%%

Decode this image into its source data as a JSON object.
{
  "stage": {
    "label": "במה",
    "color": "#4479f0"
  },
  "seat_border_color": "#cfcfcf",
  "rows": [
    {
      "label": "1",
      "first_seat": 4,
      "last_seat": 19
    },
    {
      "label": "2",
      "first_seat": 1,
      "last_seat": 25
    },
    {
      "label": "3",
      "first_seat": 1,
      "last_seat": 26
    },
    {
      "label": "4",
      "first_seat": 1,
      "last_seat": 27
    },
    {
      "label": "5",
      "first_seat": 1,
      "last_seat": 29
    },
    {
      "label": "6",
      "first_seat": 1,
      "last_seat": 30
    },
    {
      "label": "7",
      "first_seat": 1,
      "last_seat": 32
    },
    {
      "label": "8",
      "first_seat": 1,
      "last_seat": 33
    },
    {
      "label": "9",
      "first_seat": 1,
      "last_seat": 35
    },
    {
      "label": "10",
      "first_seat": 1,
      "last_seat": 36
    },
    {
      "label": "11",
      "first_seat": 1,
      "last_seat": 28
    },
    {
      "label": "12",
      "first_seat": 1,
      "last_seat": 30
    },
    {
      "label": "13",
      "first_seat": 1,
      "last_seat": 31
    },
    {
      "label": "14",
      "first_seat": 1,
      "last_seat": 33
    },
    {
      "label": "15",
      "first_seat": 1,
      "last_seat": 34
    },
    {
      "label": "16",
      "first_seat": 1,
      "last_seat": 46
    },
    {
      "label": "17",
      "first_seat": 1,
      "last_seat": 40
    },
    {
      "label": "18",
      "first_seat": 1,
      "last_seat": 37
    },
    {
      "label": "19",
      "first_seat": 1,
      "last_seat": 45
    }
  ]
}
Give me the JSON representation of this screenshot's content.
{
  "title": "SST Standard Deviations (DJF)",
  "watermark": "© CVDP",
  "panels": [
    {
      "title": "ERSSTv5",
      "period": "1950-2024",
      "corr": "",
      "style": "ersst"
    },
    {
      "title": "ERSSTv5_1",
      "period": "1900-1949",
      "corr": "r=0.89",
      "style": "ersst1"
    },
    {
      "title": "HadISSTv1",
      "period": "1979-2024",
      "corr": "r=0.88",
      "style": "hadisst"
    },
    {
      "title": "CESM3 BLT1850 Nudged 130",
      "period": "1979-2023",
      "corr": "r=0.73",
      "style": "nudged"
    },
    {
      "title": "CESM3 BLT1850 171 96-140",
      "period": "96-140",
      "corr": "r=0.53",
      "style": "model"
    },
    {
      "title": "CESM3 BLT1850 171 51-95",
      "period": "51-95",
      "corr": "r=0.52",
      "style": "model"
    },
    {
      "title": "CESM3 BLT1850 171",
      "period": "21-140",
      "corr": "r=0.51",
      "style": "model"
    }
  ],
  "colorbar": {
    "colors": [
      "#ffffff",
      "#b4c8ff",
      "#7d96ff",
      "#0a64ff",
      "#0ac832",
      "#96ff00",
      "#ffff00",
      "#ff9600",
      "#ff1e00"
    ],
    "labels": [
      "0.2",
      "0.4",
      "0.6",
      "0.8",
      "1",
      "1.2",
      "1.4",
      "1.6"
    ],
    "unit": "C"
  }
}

%%

Set problem: Each entry above is to be printed again exactly.

Solved exercise:
Decode this image into its source data as a JSON object.
{
  "stage": {
    "label": "במה",
    "color": "#4479f0"
  },
  "seat_border_color": "#cfcfcf",
  "rows": [
    {
      "label": "1",
      "first_seat": 4,
      "last_seat": 19
    },
    {
      "label": "2",
      "first_seat": 1,
      "last_seat": 25
    },
    {
      "label": "3",
      "first_seat": 1,
      "last_seat": 26
    },
    {
      "label": "4",
      "first_seat": 1,
      "last_seat": 27
    },
    {
      "label": "5",
      "first_seat": 1,
      "last_seat": 29
    },
    {
      "label": "6",
      "first_seat": 1,
      "last_seat": 30
    },
    {
      "label": "7",
      "first_seat": 1,
      "last_seat": 32
    },
    {
      "label": "8",
      "first_seat": 1,
      "last_seat": 33
    },
    {
      "label": "9",
      "first_seat": 1,
      "last_seat": 35
    },
    {
      "label": "10",
      "first_seat": 1,
      "last_seat": 36
    },
    {
      "label": "11",
      "first_seat": 1,
      "last_seat": 28
    },
    {
      "label": "12",
      "first_seat": 1,
      "last_seat": 30
    },
    {
      "label": "13",
      "first_seat": 1,
      "last_seat": 31
    },
    {
      "label": "14",
      "first_seat": 1,
      "last_seat": 33
    },
    {
      "label": "15",
      "first_seat": 1,
      "last_seat": 34
    },
    {
      "label": "16",
      "first_seat": 1,
      "last_seat": 46
    },
    {
      "label": "17",
      "first_seat": 1,
      "last_seat": 40
    },
    {
      "label": "18",
      "first_seat": 1,
      "last_seat": 37
    },
    {
      "label": "19",
      "first_seat": 1,
      "last_seat": 45
    }
  ]
}
Give me the JSON representation of this screenshot's content.
{
  "title": "SST Standard Deviations (DJF)",
  "watermark": "© CVDP",
  "panels": [
    {
      "title": "ERSSTv5",
      "period": "1950-2024",
      "corr": "",
      "style": "ersst"
    },
    {
      "title": "ERSSTv5_1",
      "period": "1900-1949",
      "corr": "r=0.89",
      "style": "ersst1"
    },
    {
      "title": "HadISSTv1",
      "period": "1979-2024",
      "corr": "r=0.88",
      "style": "hadisst"
    },
    {
      "title": "CESM3 BLT1850 Nudged 130",
      "period": "1979-2023",
      "corr": "r=0.73",
      "style": "nudged"
    },
    {
      "title": "CESM3 BLT1850 171 96-140",
      "period": "96-140",
      "corr": "r=0.53",
      "style": "model"
    },
    {
      "title": "CESM3 BLT1850 171 51-95",
      "period": "51-95",
      "corr": "r=0.52",
      "style": "model"
    },
    {
      "title": "CESM3 BLT1850 171",
      "period": "21-140",
      "corr": "r=0.51",
      "style": "model"
    }
  ],
  "colorbar": {
    "colors": [
      "#ffffff",
      "#b4c8ff",
      "#7d96ff",
      "#0a64ff",
      "#0ac832",
      "#96ff00",
      "#ffff00",
      "#ff9600",
      "#ff1e00"
    ],
    "labels": [
      "0.2",
      "0.4",
      "0.6",
      "0.8",
      "1",
      "1.2",
      "1.4",
      "1.6"
    ],
    "unit": "C"
  }
}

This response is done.